-- start of PROVIDED DATA --
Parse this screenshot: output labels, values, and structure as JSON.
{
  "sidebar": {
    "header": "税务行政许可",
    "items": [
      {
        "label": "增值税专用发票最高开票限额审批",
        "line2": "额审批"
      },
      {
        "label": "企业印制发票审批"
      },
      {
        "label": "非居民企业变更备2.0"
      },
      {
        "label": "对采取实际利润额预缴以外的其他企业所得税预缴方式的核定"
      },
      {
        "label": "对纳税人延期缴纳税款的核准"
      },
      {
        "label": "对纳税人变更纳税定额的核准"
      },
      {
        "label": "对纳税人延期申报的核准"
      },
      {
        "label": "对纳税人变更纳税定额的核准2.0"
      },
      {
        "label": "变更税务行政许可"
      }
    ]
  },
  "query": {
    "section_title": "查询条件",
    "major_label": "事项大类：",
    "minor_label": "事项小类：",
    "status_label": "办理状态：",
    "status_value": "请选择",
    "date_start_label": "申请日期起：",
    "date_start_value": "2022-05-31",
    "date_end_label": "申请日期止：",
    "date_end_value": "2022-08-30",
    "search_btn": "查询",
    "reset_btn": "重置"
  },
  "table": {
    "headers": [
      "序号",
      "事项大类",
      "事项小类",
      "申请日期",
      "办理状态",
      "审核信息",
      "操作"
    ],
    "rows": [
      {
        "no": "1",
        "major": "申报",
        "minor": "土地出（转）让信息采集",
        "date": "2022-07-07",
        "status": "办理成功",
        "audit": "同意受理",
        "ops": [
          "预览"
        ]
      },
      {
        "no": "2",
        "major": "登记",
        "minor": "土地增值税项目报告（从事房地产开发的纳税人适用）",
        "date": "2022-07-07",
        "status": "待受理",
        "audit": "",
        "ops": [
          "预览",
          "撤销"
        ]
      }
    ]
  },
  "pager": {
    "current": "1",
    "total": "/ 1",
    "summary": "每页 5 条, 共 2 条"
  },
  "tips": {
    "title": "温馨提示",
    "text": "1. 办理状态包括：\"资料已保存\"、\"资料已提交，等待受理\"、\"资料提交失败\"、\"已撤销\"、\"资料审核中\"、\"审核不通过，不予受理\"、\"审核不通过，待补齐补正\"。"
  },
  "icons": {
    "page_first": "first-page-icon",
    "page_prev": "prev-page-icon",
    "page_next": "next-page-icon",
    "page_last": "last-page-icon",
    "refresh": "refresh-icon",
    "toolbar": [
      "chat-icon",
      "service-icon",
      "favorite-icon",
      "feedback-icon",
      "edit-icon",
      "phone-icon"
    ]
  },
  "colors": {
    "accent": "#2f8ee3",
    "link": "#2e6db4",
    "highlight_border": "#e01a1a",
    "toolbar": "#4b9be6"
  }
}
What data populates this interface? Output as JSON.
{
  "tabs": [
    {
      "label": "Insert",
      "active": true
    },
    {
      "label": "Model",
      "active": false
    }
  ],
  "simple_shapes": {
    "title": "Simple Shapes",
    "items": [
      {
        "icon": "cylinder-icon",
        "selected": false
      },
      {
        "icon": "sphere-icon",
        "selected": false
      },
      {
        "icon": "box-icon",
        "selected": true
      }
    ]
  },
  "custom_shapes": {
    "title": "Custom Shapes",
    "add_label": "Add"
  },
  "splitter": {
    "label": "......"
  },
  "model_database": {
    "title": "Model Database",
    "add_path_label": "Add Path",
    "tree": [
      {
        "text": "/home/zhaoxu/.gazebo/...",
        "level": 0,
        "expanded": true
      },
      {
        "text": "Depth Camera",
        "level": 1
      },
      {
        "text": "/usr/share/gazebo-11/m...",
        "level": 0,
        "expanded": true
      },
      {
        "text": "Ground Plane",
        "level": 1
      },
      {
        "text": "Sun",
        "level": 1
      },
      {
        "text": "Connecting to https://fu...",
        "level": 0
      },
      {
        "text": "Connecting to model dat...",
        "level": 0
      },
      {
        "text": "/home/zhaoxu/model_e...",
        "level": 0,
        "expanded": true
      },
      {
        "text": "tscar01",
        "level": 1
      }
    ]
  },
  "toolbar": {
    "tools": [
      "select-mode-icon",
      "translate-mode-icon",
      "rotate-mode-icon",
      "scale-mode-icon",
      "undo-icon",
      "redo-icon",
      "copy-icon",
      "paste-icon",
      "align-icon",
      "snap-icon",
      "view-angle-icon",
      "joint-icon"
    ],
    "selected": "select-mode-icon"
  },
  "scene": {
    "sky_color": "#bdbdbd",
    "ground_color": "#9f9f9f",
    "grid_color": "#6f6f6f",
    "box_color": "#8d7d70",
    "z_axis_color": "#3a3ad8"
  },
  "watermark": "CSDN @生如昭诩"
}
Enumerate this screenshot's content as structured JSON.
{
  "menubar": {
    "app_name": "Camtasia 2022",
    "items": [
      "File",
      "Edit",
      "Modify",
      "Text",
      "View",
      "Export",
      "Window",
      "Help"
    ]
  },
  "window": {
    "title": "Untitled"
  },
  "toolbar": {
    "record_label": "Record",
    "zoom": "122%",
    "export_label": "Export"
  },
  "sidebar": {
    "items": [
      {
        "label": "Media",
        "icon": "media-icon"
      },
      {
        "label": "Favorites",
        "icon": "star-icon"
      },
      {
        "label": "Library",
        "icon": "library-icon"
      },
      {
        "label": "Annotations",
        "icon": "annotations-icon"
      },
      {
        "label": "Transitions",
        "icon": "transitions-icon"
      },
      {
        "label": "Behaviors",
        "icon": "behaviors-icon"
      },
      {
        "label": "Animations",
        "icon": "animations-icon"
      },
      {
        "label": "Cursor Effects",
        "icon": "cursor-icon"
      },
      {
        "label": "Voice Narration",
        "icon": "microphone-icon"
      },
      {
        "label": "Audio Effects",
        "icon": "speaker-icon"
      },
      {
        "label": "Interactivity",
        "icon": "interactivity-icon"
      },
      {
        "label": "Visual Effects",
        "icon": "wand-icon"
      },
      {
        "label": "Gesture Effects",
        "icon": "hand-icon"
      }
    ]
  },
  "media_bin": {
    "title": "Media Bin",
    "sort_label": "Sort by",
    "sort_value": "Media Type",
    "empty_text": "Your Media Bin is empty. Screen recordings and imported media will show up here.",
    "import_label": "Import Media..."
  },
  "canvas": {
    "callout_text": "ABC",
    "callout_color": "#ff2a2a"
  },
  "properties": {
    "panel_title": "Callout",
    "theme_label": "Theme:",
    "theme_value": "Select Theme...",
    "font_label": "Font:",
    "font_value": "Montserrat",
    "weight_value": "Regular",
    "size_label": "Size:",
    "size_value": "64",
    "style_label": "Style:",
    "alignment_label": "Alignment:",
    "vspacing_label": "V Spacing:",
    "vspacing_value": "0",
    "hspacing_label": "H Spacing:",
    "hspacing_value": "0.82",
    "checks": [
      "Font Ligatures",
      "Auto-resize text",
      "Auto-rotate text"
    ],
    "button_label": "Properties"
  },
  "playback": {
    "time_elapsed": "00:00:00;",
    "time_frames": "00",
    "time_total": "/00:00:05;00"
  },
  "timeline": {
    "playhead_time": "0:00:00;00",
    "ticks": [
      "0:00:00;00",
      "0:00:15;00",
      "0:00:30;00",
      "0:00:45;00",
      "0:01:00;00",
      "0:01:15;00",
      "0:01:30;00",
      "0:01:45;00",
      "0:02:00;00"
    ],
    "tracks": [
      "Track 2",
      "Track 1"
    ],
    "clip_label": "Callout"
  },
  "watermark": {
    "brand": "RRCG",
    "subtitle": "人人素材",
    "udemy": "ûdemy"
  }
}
-- end of PROVIDED DATA --
OBJECTIVE: Go through the entries above and pull out each line with "home" in it.

ANSWER TO THIS PROBLEM:
        "text": "/home/zhaoxu/.gazebo/...",
        "text": "/home/zhaoxu/model_e...",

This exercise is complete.